Part of a data file

+ + + +

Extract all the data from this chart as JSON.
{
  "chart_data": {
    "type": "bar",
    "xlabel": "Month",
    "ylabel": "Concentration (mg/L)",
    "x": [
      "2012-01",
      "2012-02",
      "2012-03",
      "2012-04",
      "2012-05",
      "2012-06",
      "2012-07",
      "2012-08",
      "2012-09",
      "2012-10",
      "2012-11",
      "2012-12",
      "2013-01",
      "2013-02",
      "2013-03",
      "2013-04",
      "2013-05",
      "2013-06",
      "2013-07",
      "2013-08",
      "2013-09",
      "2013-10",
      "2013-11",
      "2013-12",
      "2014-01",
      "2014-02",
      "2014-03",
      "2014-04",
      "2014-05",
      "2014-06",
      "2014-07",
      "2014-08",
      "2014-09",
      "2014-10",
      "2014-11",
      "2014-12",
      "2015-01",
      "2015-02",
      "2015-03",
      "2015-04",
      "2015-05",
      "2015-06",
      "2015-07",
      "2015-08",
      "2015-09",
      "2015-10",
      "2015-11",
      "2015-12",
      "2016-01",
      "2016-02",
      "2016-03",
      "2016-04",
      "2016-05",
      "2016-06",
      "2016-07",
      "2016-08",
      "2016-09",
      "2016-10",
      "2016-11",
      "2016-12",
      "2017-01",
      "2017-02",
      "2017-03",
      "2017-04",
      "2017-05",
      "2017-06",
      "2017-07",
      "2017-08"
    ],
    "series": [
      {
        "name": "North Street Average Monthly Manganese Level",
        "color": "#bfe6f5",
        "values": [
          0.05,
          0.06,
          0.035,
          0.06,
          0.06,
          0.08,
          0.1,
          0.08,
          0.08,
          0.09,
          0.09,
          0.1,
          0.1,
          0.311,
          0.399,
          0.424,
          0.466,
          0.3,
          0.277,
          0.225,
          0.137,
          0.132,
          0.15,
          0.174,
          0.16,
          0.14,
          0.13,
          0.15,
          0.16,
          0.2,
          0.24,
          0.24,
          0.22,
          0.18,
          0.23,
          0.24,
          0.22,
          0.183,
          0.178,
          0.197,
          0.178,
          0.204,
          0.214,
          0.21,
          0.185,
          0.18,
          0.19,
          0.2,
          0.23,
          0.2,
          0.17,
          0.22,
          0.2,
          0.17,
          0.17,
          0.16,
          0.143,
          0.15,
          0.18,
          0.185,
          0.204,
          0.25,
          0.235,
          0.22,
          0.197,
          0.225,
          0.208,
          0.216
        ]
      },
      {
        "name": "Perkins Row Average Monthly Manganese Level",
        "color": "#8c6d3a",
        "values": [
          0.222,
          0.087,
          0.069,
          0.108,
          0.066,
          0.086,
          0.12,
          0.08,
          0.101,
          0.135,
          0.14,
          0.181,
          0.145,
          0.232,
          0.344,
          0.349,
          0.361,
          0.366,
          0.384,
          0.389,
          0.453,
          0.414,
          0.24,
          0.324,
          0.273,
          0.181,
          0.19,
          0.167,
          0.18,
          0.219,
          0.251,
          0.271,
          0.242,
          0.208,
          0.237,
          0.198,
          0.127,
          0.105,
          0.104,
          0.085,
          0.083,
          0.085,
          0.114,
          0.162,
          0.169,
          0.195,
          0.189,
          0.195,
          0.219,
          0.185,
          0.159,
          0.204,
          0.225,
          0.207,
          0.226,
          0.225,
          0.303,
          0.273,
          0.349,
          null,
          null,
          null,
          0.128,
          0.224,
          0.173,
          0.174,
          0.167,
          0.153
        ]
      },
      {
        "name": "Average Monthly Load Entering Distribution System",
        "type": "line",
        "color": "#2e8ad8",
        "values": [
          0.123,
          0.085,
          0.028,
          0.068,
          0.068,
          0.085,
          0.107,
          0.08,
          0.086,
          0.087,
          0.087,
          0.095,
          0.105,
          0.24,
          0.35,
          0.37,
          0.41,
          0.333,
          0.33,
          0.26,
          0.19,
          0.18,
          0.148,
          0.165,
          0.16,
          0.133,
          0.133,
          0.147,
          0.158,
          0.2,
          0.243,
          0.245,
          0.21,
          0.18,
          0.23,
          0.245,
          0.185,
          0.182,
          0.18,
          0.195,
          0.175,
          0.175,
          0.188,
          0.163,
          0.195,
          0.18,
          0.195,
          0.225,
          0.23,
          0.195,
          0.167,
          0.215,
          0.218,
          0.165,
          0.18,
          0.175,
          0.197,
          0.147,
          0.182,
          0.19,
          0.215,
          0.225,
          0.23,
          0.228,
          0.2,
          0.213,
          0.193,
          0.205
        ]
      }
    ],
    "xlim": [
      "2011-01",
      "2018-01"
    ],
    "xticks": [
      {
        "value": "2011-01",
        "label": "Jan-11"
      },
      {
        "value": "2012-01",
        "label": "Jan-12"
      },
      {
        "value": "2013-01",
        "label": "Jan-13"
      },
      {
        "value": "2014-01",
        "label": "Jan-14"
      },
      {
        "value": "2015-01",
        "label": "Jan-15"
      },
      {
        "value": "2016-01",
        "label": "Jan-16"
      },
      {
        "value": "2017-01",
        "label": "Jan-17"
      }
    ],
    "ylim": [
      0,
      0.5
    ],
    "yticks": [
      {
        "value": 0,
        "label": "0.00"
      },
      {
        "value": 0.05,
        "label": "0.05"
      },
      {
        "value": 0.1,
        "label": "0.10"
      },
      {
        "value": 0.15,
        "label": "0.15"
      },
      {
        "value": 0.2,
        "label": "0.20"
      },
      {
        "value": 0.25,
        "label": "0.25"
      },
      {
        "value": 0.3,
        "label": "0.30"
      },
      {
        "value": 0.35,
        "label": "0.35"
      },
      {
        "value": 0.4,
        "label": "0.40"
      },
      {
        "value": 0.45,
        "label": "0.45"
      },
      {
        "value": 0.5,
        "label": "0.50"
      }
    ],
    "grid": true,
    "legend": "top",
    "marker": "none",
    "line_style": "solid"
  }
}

+ + + +

All entries must be repeated verbatim.

◆ **Answer for the task**
Extract all the data from this chart as JSON.
{
  "chart_data": {
    "type": "bar",
    "xlabel": "Month",
    "ylabel": "Concentration (mg/L)",
    "x": [
      "2012-01",
      "2012-02",
      "2012-03",
      "2012-04",
      "2012-05",
      "2012-06",
      "2012-07",
      "2012-08",
      "2012-09",
      "2012-10",
      "2012-11",
      "2012-12",
      "2013-01",
      "2013-02",
      "2013-03",
      "2013-04",
      "2013-05",
      "2013-06",
      "2013-07",
      "2013-08",
      "2013-09",
      "2013-10",
      "2013-11",
      "2013-12",
      "2014-01",
      "2014-02",
      "2014-03",
      "2014-04",
      "2014-05",
      "2014-06",
      "2014-07",
      "2014-08",
      "2014-09",
      "2014-10",
      "2014-11",
      "2014-12",
      "2015-01",
      "2015-02",
      "2015-03",
      "2015-04",
      "2015-05",
      "2015-06",
      "2015-07",
      "2015-08",
      "2015-09",
      "2015-10",
      "2015-11",
      "2015-12",
      "2016-01",
      "2016-02",
      "2016-03",
      "2016-04",
      "2016-05",
      "2016-06",
      "2016-07",
      "2016-08",
      "2016-09",
      "2016-10",
      "2016-11",
      "2016-12",
      "2017-01",
      "2017-02",
      "2017-03",
      "2017-04",
      "2017-05",
      "2017-06",
      "2017-07",
      "2017-08"
    ],
    "series": [
      {
        "name": "North Street Average Monthly Manganese Level",
        "color": "#bfe6f5",
        "values": [
          0.05,
          0.06,
          0.035,
          0.06,
          0.06,
          0.08,
          0.1,
          0.08,
          0.08,
          0.09,
          0.09,
          0.1,
          0.1,
          0.311,
          0.399,
          0.424,
          0.466,
          0.3,
          0.277,
          0.225,
          0.137,
          0.132,
          0.15,
          0.174,
          0.16,
          0.14,
          0.13,
          0.15,
          0.16,
          0.2,
          0.24,
          0.24,
          0.22,
          0.18,
          0.23,
          0.24,
          0.22,
          0.183,
          0.178,
          0.197,
          0.178,
          0.204,
          0.214,
          0.21,
          0.185,
          0.18,
          0.19,
          0.2,
          0.23,
          0.2,
          0.17,
          0.22,
          0.2,
          0.17,
          0.17,
          0.16,
          0.143,
          0.15,
          0.18,
          0.185,
          0.204,
          0.25,
          0.235,
          0.22,
          0.197,
          0.225,
          0.208,
          0.216
        ]
      },
      {
        "name": "Perkins Row Average Monthly Manganese Level",
        "color": "#8c6d3a",
        "values": [
          0.222,
          0.087,
          0.069,
          0.108,
          0.066,
          0.086,
          0.12,
          0.08,
          0.101,
          0.135,
          0.14,
          0.181,
          0.145,
          0.232,
          0.344,
          0.349,
          0.361,
          0.366,
          0.384,
          0.389,
          0.453,
          0.414,
          0.24,
          0.324,
          0.273,
          0.181,
          0.19,
          0.167,
          0.18,
          0.219,
          0.251,
          0.271,
          0.242,
          0.208,
          0.237,
          0.198,
          0.127,
          0.105,
          0.104,
          0.085,
          0.083,
          0.085,
          0.114,
          0.162,
          0.169,
          0.195,
          0.189,
          0.195,
          0.219,
          0.185,
          0.159,
          0.204,
          0.225,
          0.207,
          0.226,
          0.225,
          0.303,
          0.273,
          0.349,
          null,
          null,
          null,
          0.128,
          0.224,
          0.173,
          0.174,
          0.167,
          0.153
        ]
      },
      {
        "name": "Average Monthly Load Entering Distribution System",
        "type": "line",
        "color": "#2e8ad8",
        "values": [
          0.123,
          0.085,
          0.028,
          0.068,
          0.068,
          0.085,
          0.107,
          0.08,
          0.086,
          0.087,
          0.087,
          0.095,
          0.105,
          0.24,
          0.35,
          0.37,
          0.41,
          0.333,
          0.33,
          0.26,
          0.19,
          0.18,
          0.148,
          0.165,
          0.16,
          0.133,
          0.133,
          0.147,
          0.158,
          0.2,
          0.243,
          0.245,
          0.21,
          0.18,
          0.23,
          0.245,
          0.185,
          0.182,
          0.18,
          0.195,
          0.175,
          0.175,
          0.188,
          0.163,
          0.195,
          0.18,
          0.195,
          0.225,
          0.23,
          0.195,
          0.167,
          0.215,
          0.218,
          0.165,
          0.18,
          0.175,
          0.197,
          0.147,
          0.182,
          0.19,
          0.215,
          0.225,
          0.23,
          0.228,
          0.2,
          0.213,
          0.193,
          0.205
        ]
      }
    ],
    "xlim": [
      "2011-01",
      "2018-01"
    ],
    "xticks": [
      {
        "value": "2011-01",
        "label": "Jan-11"
      },
      {
        "value": "2012-01",
        "label": "Jan-12"
      },
      {
        "value": "2013-01",
        "label": "Jan-13"
      },
      {
        "value": "2014-01",
        "label": "Jan-14"
      },
      {
        "value": "2015-01",
        "label": "Jan-15"
      },
      {
        "value": "2016-01",
        "label": "Jan-16"
      },
      {
        "value": "2017-01",
        "label": "Jan-17"
      }
    ],
    "ylim": [
      0,
      0.5
    ],
    "yticks": [
      {
        "value": 0,
        "label": "0.00"
      },
      {
        "value": 0.05,
        "label": "0.05"
      },
      {
        "value": 0.1,
        "label": "0.10"
      },
      {
        "value": 0.15,
        "label": "0.15"
      },
      {
        "value": 0.2,
        "label": "0.20"
      },
      {
        "value": 0.25,
        "label": "0.25"
      },
      {
        "value": 0.3,
        "label": "0.30"
      },
      {
        "value": 0.35,
        "label": "0.35"
      },
      {
        "value": 0.4,
        "label": "0.40"
      },
      {
        "value": 0.45,
        "label": "0.45"
      },
      {
        "value": 0.5,
        "label": "0.50"
      }
    ],
    "grid": true,
    "legend": "top",
    "marker": "none",
    "line_style": "solid"
  }
}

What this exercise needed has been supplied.